* **DATASET CONTENT**:
— begin —

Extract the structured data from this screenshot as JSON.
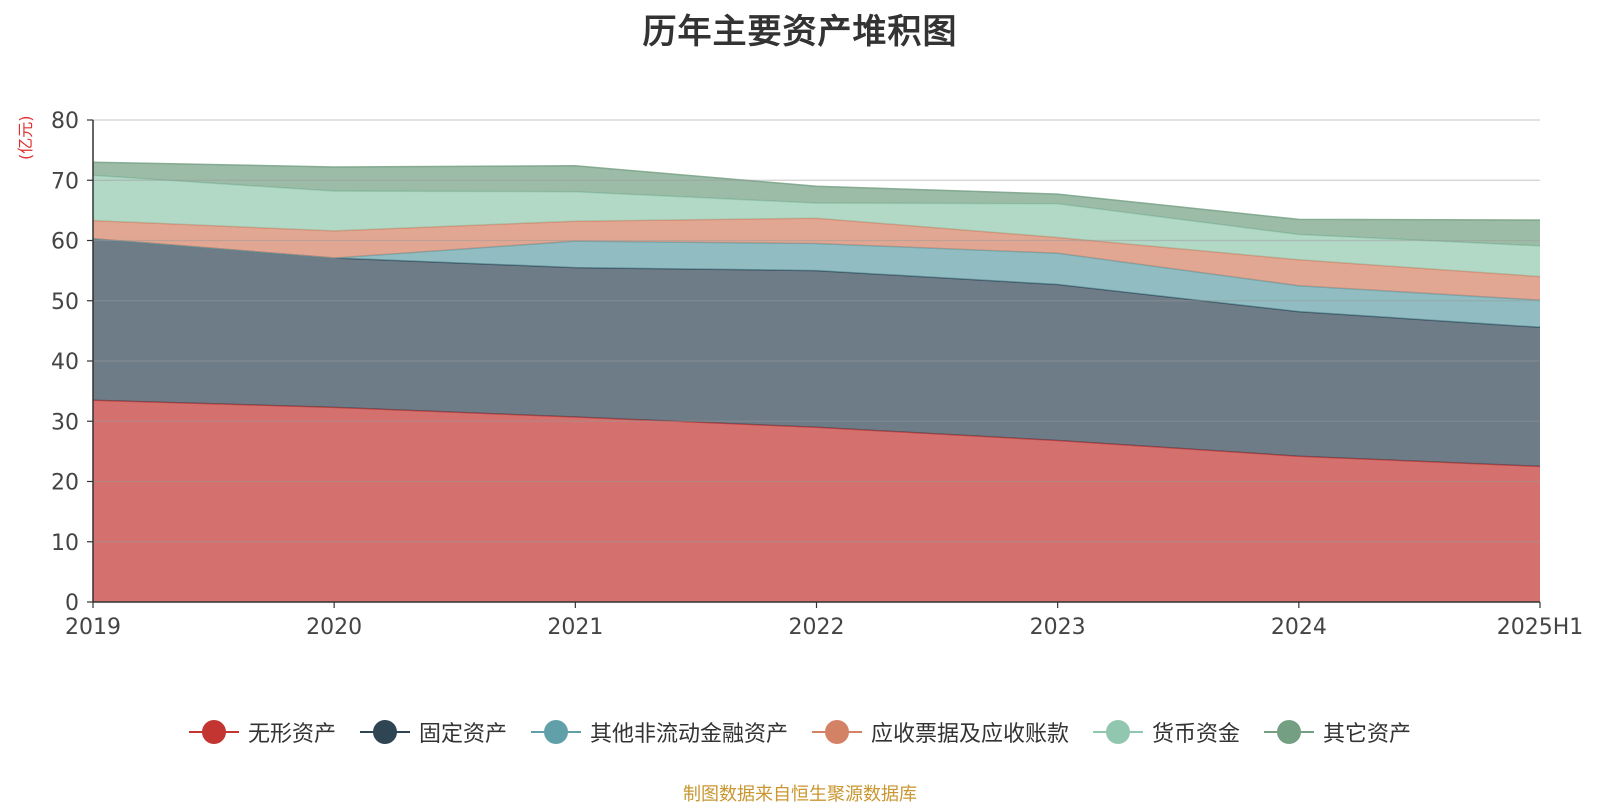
{
  "chart_data": {
    "type": "area",
    "stacked": true,
    "title": "历年主要资产堆积图",
    "ylabel": "(亿元)",
    "xlabel": "",
    "categories": [
      "2019",
      "2020",
      "2021",
      "2022",
      "2023",
      "2024",
      "2025H1"
    ],
    "ylim": [
      0,
      80
    ],
    "yticks": [
      "0",
      "10",
      "20",
      "30",
      "40",
      "50",
      "60",
      "70",
      "80"
    ],
    "grid": true,
    "legend_position": "bottom",
    "series": [
      {
        "name": "无形资产",
        "values": [
          33.5,
          32.3,
          30.7,
          29.0,
          26.8,
          24.2,
          22.5
        ],
        "color": "#c23531"
      },
      {
        "name": "固定资产",
        "values": [
          26.8,
          24.8,
          24.8,
          26.0,
          25.9,
          24.0,
          23.1
        ],
        "color": "#2f4554"
      },
      {
        "name": "其他非流动金融资产",
        "values": [
          0.0,
          0.0,
          4.4,
          4.5,
          5.2,
          4.3,
          4.5
        ],
        "color": "#61a0a8"
      },
      {
        "name": "应收票据及应收账款",
        "values": [
          3.0,
          4.5,
          3.3,
          4.2,
          2.6,
          4.3,
          3.9
        ],
        "color": "#d48265"
      },
      {
        "name": "货币资金",
        "values": [
          7.5,
          6.6,
          4.9,
          2.5,
          5.6,
          4.2,
          5.1
        ],
        "color": "#91c7ae"
      },
      {
        "name": "其它资产",
        "values": [
          2.2,
          4.0,
          4.3,
          2.8,
          1.6,
          2.5,
          4.3
        ],
        "color": "#749f83"
      }
    ]
  },
  "source_note": "制图数据来自恒生聚源数据库"
}
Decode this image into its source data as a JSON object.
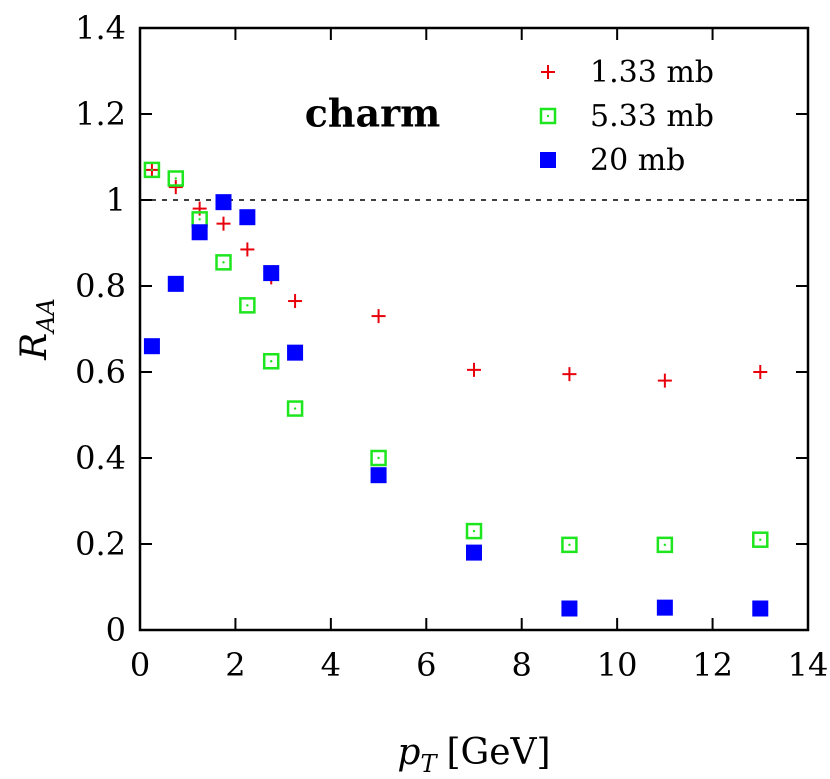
{
  "chart_data": {
    "type": "scatter",
    "title": "",
    "xlabel": "p",
    "xlabel_sub": "T",
    "xlabel_unit": "[GeV]",
    "ylabel": "R",
    "ylabel_sub": "AA",
    "xlim": [
      0,
      14
    ],
    "ylim": [
      0,
      1.4
    ],
    "xticks": [
      "0",
      "2",
      "4",
      "6",
      "8",
      "10",
      "12",
      "14"
    ],
    "yticks": [
      "0",
      "0.2",
      "0.4",
      "0.6",
      "0.8",
      "1",
      "1.2",
      "1.4"
    ],
    "reference_line": 1.0,
    "annotation": {
      "text": "charm",
      "x": 5.0,
      "y": 1.18
    },
    "legend_position": "top-right",
    "series": [
      {
        "name": "1.33 mb",
        "marker": "plus",
        "color": "#e8000b",
        "x": [
          0.25,
          0.75,
          1.25,
          1.75,
          2.25,
          2.75,
          3.25,
          5,
          7,
          9,
          11,
          13
        ],
        "y": [
          1.07,
          1.03,
          0.98,
          0.945,
          0.885,
          0.82,
          0.765,
          0.73,
          0.605,
          0.595,
          0.58,
          0.6
        ]
      },
      {
        "name": "5.33 mb",
        "marker": "square-open",
        "color": "#1ee61e",
        "x": [
          0.25,
          0.75,
          1.25,
          1.75,
          2.25,
          2.75,
          3.25,
          5,
          7,
          9,
          11,
          13
        ],
        "y": [
          1.07,
          1.05,
          0.955,
          0.855,
          0.755,
          0.625,
          0.515,
          0.4,
          0.23,
          0.198,
          0.198,
          0.21
        ]
      },
      {
        "name": "20 mb",
        "marker": "square-filled",
        "color": "#0000ff",
        "x": [
          0.25,
          0.75,
          1.25,
          1.75,
          2.25,
          2.75,
          3.25,
          5,
          7,
          9,
          11,
          13
        ],
        "y": [
          0.66,
          0.805,
          0.925,
          0.995,
          0.96,
          0.83,
          0.645,
          0.36,
          0.18,
          0.05,
          0.052,
          0.05
        ]
      }
    ]
  }
}
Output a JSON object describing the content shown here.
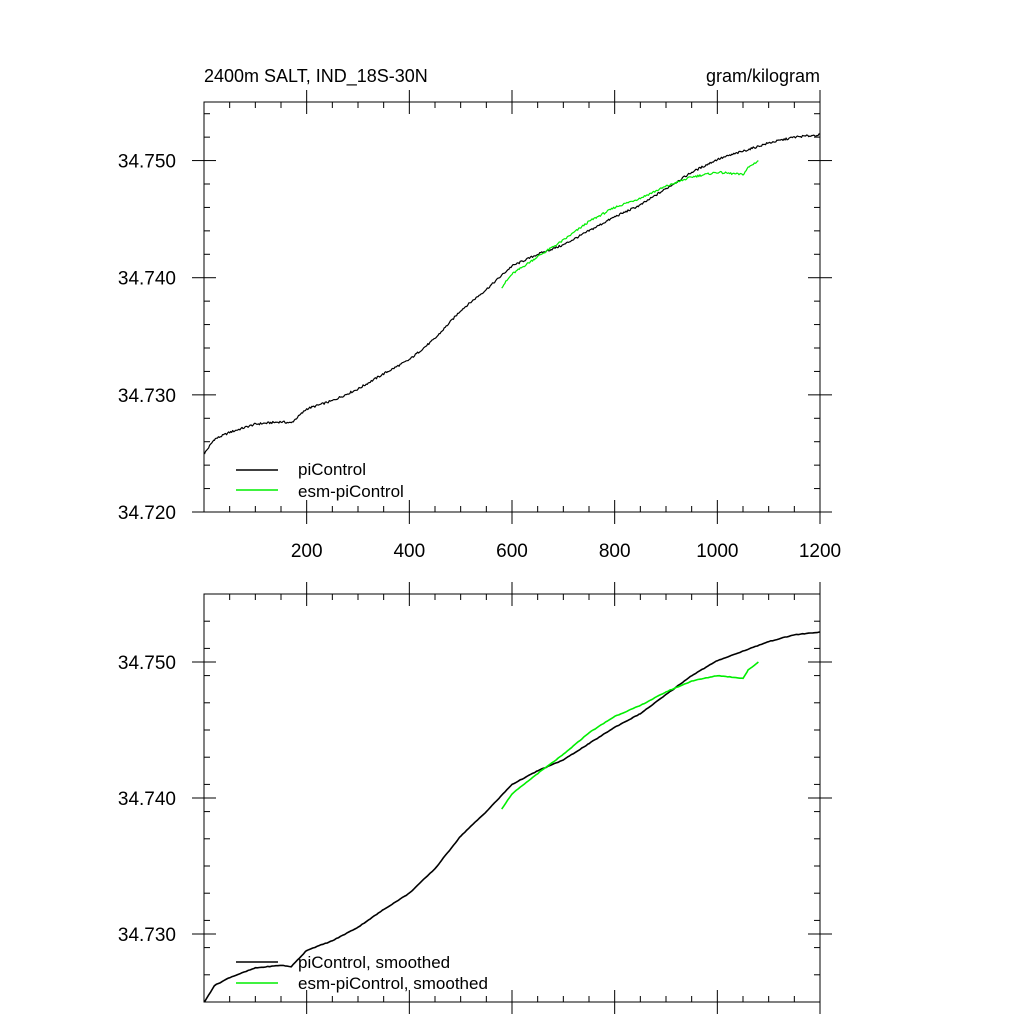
{
  "chart_data": [
    {
      "type": "line",
      "title_left": "2400m SALT, IND_18S-30N",
      "title_right": "gram/kilogram",
      "xlabel": "",
      "ylabel": "",
      "xlim": [
        0,
        1200
      ],
      "ylim": [
        34.72,
        34.755
      ],
      "xticks": [
        200,
        400,
        600,
        800,
        1000,
        1200
      ],
      "xtick_labels": [
        "200",
        "400",
        "600",
        "800",
        "1000",
        "1200"
      ],
      "yticks": [
        34.72,
        34.73,
        34.74,
        34.75
      ],
      "ytick_labels": [
        "34.720",
        "34.730",
        "34.740",
        "34.750"
      ],
      "legend_position": "bottom-left",
      "series": [
        {
          "name": "piControl",
          "color": "#000000",
          "x": [
            1,
            20,
            50,
            100,
            150,
            170,
            200,
            250,
            300,
            350,
            400,
            450,
            500,
            550,
            600,
            650,
            700,
            750,
            800,
            850,
            900,
            950,
            1000,
            1050,
            1100,
            1150,
            1200
          ],
          "y": [
            34.725,
            34.7262,
            34.7268,
            34.7275,
            34.7277,
            34.7276,
            34.7288,
            34.7295,
            34.7305,
            34.7318,
            34.733,
            34.7348,
            34.7372,
            34.739,
            34.741,
            34.742,
            34.7428,
            34.744,
            34.7452,
            34.7462,
            34.7476,
            34.749,
            34.7501,
            34.7508,
            34.7515,
            34.752,
            34.7522
          ]
        },
        {
          "name": "esm-piControl",
          "color": "#00ee00",
          "x": [
            580,
            600,
            650,
            700,
            750,
            800,
            850,
            900,
            950,
            1000,
            1050,
            1060,
            1080
          ],
          "y": [
            34.7392,
            34.7403,
            34.7418,
            34.7432,
            34.7448,
            34.746,
            34.7468,
            34.7478,
            34.7486,
            34.749,
            34.7488,
            34.7494,
            34.75
          ]
        }
      ]
    },
    {
      "type": "line",
      "xlabel": "",
      "ylabel": "",
      "xlim": [
        0,
        1200
      ],
      "ylim": [
        34.725,
        34.755
      ],
      "xticks": [
        200,
        400,
        600,
        800,
        1000,
        1200
      ],
      "yticks": [
        34.73,
        34.74,
        34.75
      ],
      "ytick_labels": [
        "34.730",
        "34.740",
        "34.750"
      ],
      "legend_position": "bottom-left",
      "series": [
        {
          "name": "piControl, smoothed",
          "color": "#000000",
          "x": [
            1,
            20,
            50,
            100,
            150,
            170,
            200,
            250,
            300,
            350,
            400,
            450,
            500,
            550,
            600,
            650,
            700,
            750,
            800,
            850,
            900,
            950,
            1000,
            1050,
            1100,
            1150,
            1200
          ],
          "y": [
            34.725,
            34.7262,
            34.7268,
            34.7275,
            34.7277,
            34.7276,
            34.7288,
            34.7295,
            34.7305,
            34.7318,
            34.733,
            34.7348,
            34.7372,
            34.739,
            34.741,
            34.742,
            34.7428,
            34.744,
            34.7452,
            34.7462,
            34.7476,
            34.749,
            34.7501,
            34.7508,
            34.7515,
            34.752,
            34.7522
          ]
        },
        {
          "name": "esm-piControl, smoothed",
          "color": "#00ee00",
          "x": [
            580,
            600,
            650,
            700,
            750,
            800,
            850,
            900,
            950,
            1000,
            1050,
            1060,
            1080
          ],
          "y": [
            34.7392,
            34.7403,
            34.7418,
            34.7432,
            34.7448,
            34.746,
            34.7468,
            34.7478,
            34.7486,
            34.749,
            34.7488,
            34.7494,
            34.75
          ]
        }
      ]
    }
  ]
}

— end —

* **STATED EXERCISE**:
Using the listing, say how many lines include the word "type", and add nothing else.

* **TASK SOLUTION**:
4